Work out the number of lines containing "pravilno". Answer with nothing but that number.
· · · · ·
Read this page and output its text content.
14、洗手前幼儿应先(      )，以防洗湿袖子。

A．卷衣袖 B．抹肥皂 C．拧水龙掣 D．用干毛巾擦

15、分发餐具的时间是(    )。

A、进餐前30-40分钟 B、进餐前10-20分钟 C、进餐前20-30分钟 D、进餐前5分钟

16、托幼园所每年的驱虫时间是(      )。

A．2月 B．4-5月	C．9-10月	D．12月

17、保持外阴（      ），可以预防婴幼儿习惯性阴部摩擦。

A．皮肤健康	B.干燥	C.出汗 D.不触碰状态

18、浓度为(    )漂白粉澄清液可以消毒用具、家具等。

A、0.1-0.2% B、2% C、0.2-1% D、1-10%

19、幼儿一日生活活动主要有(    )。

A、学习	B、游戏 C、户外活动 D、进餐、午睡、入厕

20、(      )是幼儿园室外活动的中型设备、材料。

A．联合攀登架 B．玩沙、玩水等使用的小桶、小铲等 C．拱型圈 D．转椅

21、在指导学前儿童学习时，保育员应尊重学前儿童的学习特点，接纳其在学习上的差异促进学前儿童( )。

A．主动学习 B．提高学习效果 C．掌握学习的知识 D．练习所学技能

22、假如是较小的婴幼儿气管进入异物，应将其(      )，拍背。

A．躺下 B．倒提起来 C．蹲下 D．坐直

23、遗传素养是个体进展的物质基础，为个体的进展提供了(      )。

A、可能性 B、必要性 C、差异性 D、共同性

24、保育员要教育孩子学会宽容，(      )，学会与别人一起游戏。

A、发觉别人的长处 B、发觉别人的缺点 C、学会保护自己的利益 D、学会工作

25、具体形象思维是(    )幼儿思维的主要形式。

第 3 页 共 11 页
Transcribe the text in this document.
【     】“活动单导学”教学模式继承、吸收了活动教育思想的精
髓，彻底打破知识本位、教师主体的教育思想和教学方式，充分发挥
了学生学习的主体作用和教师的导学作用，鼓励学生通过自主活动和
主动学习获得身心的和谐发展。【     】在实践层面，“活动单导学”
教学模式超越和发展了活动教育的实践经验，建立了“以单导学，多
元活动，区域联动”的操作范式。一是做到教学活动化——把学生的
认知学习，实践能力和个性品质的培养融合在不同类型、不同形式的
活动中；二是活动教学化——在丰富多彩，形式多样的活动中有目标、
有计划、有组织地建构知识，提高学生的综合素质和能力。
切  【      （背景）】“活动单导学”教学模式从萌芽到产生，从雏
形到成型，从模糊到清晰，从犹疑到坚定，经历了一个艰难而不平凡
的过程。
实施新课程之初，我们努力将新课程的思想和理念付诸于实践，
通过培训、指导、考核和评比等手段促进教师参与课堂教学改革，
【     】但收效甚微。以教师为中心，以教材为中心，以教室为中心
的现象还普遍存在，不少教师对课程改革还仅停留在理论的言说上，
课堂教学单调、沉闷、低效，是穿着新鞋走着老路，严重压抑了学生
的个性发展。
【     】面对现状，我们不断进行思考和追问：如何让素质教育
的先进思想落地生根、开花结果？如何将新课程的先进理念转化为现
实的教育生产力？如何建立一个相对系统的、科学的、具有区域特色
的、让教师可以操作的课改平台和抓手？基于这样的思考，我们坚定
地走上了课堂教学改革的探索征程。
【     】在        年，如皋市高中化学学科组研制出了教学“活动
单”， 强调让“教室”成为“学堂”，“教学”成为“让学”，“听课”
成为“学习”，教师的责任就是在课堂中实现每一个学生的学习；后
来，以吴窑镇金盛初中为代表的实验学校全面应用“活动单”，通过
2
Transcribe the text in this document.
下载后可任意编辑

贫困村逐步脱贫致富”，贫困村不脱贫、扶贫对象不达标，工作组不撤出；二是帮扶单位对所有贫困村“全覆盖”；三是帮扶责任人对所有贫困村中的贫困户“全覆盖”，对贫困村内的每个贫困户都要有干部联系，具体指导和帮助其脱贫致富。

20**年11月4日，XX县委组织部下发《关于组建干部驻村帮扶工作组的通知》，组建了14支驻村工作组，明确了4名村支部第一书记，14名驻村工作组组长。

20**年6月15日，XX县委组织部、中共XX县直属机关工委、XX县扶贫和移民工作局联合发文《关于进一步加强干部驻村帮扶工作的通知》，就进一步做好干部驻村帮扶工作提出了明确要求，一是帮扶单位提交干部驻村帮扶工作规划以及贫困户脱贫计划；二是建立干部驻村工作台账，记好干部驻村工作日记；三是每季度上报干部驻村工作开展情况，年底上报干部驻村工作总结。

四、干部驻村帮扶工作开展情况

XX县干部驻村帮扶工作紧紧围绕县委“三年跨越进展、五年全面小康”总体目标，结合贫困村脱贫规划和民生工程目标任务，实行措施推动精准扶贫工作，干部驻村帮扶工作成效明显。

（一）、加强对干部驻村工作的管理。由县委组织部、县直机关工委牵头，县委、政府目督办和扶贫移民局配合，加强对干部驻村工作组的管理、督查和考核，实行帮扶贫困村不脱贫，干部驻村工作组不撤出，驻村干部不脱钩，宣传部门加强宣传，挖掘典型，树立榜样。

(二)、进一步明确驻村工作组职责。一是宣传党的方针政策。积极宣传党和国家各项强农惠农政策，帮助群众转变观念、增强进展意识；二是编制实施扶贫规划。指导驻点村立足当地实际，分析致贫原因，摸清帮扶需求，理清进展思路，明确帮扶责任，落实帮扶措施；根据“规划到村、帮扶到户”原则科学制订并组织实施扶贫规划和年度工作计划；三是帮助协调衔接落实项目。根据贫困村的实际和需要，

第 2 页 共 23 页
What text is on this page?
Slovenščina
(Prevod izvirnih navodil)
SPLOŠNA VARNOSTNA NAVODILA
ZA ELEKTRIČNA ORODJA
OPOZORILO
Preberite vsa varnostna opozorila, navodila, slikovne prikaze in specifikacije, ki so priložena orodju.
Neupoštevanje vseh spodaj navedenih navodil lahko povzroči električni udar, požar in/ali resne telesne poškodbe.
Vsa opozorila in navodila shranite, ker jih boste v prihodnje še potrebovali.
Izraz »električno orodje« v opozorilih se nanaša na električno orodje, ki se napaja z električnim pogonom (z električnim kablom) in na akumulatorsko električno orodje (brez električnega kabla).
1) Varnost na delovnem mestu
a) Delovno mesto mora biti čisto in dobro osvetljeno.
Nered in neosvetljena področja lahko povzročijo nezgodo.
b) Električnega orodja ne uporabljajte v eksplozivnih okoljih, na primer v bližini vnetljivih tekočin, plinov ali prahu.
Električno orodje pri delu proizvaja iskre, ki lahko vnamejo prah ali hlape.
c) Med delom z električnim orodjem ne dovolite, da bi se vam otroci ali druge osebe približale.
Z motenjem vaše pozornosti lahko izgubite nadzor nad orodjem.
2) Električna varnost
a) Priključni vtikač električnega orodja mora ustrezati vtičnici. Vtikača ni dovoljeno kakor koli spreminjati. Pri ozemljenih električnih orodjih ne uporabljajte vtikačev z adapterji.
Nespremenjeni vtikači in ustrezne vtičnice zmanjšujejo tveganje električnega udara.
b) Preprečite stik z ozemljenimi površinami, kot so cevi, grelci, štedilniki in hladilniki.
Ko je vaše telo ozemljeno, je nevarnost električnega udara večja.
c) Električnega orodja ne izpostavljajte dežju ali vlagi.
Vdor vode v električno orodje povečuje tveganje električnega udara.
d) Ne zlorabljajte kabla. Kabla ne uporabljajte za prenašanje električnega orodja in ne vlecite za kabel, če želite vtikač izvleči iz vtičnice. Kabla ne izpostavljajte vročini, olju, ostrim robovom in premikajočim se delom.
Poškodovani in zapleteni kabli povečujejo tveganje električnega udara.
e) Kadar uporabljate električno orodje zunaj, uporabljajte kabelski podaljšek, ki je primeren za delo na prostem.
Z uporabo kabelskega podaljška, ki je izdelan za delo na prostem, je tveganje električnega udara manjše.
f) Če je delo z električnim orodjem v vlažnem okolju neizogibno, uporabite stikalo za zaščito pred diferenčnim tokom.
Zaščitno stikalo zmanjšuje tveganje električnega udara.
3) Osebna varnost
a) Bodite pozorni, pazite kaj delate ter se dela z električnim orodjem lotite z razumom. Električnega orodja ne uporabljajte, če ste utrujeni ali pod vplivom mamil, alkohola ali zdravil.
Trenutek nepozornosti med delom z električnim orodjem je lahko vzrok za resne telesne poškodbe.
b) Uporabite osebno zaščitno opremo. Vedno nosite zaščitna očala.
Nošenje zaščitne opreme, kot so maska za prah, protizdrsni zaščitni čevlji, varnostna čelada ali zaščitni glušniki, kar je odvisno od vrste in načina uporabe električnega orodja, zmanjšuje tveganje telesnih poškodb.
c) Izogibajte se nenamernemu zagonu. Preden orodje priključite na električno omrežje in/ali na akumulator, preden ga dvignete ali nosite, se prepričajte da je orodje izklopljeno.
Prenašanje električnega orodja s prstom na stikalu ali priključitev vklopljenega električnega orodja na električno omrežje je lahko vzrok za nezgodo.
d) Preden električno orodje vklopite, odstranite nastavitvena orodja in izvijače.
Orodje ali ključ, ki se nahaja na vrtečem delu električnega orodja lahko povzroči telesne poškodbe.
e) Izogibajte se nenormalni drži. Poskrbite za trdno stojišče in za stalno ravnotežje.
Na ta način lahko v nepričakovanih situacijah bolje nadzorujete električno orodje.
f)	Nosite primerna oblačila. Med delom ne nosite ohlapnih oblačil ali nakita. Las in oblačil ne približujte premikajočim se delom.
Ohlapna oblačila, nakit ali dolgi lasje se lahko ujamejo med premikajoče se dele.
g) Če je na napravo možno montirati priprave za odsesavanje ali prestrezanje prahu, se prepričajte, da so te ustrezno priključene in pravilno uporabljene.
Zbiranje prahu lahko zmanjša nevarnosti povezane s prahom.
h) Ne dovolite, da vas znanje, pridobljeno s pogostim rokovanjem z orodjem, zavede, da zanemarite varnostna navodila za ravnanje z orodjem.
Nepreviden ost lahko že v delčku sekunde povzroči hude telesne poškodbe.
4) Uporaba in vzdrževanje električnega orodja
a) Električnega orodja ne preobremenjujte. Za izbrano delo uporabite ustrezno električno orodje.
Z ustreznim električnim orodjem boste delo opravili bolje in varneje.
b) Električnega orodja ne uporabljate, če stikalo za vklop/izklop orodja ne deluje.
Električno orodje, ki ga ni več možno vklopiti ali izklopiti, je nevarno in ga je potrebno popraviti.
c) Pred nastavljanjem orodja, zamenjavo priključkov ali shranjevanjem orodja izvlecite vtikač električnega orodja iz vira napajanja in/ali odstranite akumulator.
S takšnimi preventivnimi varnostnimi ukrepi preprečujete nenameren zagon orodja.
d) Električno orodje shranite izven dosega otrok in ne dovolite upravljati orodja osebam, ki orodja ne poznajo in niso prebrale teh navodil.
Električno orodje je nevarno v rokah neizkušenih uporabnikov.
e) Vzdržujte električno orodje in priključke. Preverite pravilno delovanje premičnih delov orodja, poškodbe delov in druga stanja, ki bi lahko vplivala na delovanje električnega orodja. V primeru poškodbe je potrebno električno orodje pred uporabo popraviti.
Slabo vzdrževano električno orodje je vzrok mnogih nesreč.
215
· · · · ·
Solution to this exercise – 2